### PROVIDED MATERIAL:
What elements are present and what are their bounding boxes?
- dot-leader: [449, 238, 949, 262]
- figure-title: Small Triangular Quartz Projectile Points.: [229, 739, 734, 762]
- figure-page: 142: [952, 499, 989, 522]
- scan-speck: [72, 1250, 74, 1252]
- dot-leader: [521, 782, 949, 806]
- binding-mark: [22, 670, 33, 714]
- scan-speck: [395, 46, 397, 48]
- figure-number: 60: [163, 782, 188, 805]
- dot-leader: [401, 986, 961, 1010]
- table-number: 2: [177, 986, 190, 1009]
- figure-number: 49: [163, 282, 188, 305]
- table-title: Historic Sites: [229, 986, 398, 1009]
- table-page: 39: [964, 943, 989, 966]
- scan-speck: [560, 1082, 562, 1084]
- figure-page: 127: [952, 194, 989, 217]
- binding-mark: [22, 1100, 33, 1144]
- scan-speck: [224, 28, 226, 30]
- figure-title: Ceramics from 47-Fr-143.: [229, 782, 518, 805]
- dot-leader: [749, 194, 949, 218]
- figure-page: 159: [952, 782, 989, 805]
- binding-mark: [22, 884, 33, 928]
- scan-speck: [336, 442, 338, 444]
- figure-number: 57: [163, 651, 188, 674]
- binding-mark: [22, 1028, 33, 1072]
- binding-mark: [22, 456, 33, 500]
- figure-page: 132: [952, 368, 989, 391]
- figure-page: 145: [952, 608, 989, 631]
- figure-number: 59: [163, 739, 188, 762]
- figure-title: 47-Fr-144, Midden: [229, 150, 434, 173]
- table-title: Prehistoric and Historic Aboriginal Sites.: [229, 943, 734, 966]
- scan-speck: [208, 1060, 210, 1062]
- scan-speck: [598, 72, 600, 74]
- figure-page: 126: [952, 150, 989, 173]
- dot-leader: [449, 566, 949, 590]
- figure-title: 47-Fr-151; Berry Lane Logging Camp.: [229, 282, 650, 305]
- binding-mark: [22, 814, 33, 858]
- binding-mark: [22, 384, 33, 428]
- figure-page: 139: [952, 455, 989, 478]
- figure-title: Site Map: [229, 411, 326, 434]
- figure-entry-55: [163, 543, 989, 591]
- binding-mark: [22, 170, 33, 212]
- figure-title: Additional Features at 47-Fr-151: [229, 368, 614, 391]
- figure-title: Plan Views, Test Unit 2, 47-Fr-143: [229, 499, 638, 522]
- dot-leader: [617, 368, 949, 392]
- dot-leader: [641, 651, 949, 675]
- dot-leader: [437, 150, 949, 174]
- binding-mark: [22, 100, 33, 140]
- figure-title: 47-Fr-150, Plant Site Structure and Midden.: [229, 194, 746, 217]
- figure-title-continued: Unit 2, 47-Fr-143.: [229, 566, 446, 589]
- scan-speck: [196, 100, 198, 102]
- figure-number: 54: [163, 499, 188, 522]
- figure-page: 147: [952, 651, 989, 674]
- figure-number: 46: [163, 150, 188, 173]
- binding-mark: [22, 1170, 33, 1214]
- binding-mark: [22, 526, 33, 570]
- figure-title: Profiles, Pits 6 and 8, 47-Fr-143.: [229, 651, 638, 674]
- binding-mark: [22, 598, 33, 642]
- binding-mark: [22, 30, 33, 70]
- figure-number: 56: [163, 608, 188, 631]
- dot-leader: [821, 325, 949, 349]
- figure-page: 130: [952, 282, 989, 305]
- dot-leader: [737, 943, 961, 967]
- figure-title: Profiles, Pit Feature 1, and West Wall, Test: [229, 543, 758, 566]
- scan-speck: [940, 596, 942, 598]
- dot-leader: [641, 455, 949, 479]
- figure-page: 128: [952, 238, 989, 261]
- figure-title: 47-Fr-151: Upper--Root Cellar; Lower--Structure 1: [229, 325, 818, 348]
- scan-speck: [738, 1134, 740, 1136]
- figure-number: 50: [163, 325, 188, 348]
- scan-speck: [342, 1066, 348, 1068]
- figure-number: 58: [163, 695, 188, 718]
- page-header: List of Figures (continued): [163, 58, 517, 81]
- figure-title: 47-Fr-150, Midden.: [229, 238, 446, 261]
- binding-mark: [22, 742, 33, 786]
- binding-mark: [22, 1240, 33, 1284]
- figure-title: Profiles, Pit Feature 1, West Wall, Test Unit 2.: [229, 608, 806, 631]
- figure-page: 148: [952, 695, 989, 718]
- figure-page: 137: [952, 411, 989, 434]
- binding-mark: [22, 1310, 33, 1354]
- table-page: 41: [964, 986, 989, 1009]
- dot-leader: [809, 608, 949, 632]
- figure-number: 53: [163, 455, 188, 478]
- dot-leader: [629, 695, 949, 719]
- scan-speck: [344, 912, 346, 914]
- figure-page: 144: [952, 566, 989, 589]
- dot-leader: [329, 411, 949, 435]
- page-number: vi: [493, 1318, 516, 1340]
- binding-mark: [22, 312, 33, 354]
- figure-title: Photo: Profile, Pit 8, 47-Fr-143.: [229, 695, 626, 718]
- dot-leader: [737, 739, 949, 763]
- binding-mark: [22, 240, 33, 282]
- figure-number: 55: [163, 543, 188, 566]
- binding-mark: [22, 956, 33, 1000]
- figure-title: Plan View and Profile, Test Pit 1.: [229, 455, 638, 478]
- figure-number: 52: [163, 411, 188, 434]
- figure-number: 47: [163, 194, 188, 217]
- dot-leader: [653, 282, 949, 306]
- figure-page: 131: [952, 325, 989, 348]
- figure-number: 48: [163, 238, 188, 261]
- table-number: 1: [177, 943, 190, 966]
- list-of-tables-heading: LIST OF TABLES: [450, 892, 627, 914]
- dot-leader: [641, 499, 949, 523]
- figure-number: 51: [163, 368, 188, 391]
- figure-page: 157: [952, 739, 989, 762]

### GIVEN PROBLEM:
Copy everything from the start of the records down to the line containing "- figure-number: 57: [163, 651, 188, 674]", keeping each line unchanged.

### SOLUTION:
What elements are present and what are their bounding boxes?
- dot-leader: [449, 238, 949, 262]
- figure-title: Small Triangular Quartz Projectile Points.: [229, 739, 734, 762]
- figure-page: 142: [952, 499, 989, 522]
- scan-speck: [72, 1250, 74, 1252]
- dot-leader: [521, 782, 949, 806]
- binding-mark: [22, 670, 33, 714]
- scan-speck: [395, 46, 397, 48]
- figure-number: 60: [163, 782, 188, 805]
- dot-leader: [401, 986, 961, 1010]
- table-number: 2: [177, 986, 190, 1009]
- figure-number: 49: [163, 282, 188, 305]
- table-title: Historic Sites: [229, 986, 398, 1009]
- table-page: 39: [964, 943, 989, 966]
- scan-speck: [560, 1082, 562, 1084]
- figure-page: 127: [952, 194, 989, 217]
- binding-mark: [22, 1100, 33, 1144]
- scan-speck: [224, 28, 226, 30]
- figure-title: Ceramics from 47-Fr-143.: [229, 782, 518, 805]
- dot-leader: [749, 194, 949, 218]
- figure-page: 159: [952, 782, 989, 805]
- binding-mark: [22, 884, 33, 928]
- scan-speck: [336, 442, 338, 444]
- figure-number: 57: [163, 651, 188, 674]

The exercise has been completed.